_TEXT PROVIDED_.
————

Spectral graph layout visualization.

There are many different graph layout strategies:
- In force-based layout systems, the graph drawing software modifies an initial vertex placement by continuously moving the vertices according to a system of forces based on physical metaphors related to systems of springs or molecular mechanics. Typically, these systems combine attractive forces between adjacent vertices with repulsive forces between all pairs of vertices, in order to seek a layout in which edge lengths are small while vertices are well-separated. These systems may perform gradient descent based minimization of an energy function, or they may translate the forces directly into velocities or accelerations for the moving vertices.
- Spectral layout methods use as coordinates the eigenvectors of a matrix such as the Laplacian derived from the adjacency matrix of the graph.
- Orthogonal layout methods, which allow the edges of the graph to run horizontally or vertically, parallel to the coordinate axes of the layout. These methods were originally designed for VLSI and PCB layout problems but they have also been adapted for graph drawing. They typically involve a multiphase approach in which an input graph is planarized by replacing crossing points by vertices, a topological embedding of the planarized graph is found, edge orientations are chosen to minimize bends, vertices are placed consistently with these orientations, and finally a layout compaction stage reduces the area of the drawing.
- Tree layout algorithms these show a rooted tree-like formation, suitable for trees. Often, in a technique called "balloon layout", the children of each node in the tree are drawn on a circle surrounding the node, with the radii of these circles diminishing at lower levels in the tree so that these circles do not overlap.
- Layered graph drawing methods (often called Sugiyama-style drawing) are best suited for directed acyclic graphs or graphs that are nearly acyclic, such as the graphs of dependencies between modules or functions in a software system. In these methods, the nodes of the graph are arranged into horizontal layers using methods such as the Coffman–Graham algorithm, in such a way that most edges go downwards from one layer to the next; after this step, the nodes within each layer are arranged in order to minimize crossings.

Arc diagram

- Arc diagrams, a layout style dating back to the 1960s, place vertices on a line; edges may be drawn as semicircles above or below the line, or as smooth curves linked together from multiple semicircles.
- Circular layout methods place the vertices of the graph on a circle, choosing carefully the ordering of the vertices around the circle to reduce crossings and place adjacent vertices close to each other. Edges may be drawn either as chords of the circle or as arcs inside or outside of the circle. In some cases, multiple circles may be used.

————

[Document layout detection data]
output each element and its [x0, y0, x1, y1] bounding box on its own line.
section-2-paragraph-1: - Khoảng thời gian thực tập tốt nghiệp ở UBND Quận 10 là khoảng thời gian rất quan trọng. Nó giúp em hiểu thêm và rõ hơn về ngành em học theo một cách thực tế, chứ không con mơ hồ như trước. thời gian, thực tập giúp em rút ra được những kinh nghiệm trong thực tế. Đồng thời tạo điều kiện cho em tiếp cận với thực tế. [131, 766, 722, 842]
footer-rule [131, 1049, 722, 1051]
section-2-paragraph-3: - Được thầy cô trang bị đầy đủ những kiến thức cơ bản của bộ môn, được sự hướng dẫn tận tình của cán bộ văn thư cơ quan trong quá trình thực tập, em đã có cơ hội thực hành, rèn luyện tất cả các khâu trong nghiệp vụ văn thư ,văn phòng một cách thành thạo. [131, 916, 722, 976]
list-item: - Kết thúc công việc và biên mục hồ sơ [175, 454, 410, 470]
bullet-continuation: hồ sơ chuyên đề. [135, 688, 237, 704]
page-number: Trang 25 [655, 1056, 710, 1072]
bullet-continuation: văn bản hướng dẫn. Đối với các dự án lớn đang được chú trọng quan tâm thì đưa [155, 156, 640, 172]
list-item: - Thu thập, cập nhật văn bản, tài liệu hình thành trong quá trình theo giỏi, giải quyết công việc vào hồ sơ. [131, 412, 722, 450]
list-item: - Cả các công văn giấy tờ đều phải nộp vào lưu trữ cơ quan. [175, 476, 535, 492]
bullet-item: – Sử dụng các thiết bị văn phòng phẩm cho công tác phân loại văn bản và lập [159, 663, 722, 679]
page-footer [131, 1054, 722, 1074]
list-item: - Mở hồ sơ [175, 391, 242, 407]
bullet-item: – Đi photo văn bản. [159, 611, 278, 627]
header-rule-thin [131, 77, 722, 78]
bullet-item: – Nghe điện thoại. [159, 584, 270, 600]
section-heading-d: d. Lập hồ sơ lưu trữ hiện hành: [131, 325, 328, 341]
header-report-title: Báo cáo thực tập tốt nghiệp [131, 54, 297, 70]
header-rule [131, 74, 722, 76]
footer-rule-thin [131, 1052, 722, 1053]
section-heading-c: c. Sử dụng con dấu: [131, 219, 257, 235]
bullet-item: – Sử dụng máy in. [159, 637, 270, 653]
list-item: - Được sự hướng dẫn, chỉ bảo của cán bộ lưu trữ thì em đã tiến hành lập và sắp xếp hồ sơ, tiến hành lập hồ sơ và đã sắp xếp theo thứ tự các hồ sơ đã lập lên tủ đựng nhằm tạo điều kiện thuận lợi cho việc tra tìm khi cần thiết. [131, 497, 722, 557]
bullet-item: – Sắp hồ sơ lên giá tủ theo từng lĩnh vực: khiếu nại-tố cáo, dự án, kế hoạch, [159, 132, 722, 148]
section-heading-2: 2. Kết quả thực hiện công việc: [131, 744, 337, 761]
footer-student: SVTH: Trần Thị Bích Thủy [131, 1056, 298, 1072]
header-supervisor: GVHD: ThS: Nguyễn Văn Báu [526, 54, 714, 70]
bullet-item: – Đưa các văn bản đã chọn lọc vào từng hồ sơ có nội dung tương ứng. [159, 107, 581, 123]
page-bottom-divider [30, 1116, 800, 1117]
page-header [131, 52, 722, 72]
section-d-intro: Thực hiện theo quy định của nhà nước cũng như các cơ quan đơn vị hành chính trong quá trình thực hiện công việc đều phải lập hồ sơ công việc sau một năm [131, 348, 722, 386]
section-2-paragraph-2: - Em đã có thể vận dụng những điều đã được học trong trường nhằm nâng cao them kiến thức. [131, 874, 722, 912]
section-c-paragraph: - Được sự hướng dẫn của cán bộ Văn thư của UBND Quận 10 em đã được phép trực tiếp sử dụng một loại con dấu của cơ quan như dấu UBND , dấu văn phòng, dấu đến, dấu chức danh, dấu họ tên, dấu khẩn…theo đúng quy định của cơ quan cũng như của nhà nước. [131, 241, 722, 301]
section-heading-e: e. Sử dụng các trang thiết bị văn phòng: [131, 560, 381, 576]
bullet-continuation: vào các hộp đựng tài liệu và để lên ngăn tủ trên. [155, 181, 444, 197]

————

_USING THE INFORMATION_.
**1)** Reproduce word for word the part of the graph layout text that opens with the words containing "- Tree layout" and closes with "to minimize crossings.".
**2)** According to the graph layout text, what are layered graph drawing methods often called?

_ANSWERS PROVIDED_.
**1)**
- Tree layout algorithms these show a rooted tree-like formation, suitable for trees. Often, in a technique called "balloon layout", the children of each node in the tree are drawn on a circle surrounding the node, with the radii of these circles diminishing at lower levels in the tree so that these circles do not overlap.
- Layered graph drawing methods (often called Sugiyama-style drawing) are best suited for directed acyclic graphs or graphs that are nearly acyclic, such as the graphs of dependencies between modules or functions in a software system. In these methods, the nodes of the graph are arranged into horizontal layers using methods such as the Coffman–Graham algorithm, in such a way that most edges go downwards from one layer to the next; after this step, the nodes within each layer are arranged in order to minimize crossings.

**2)** Sugiyama-style drawing.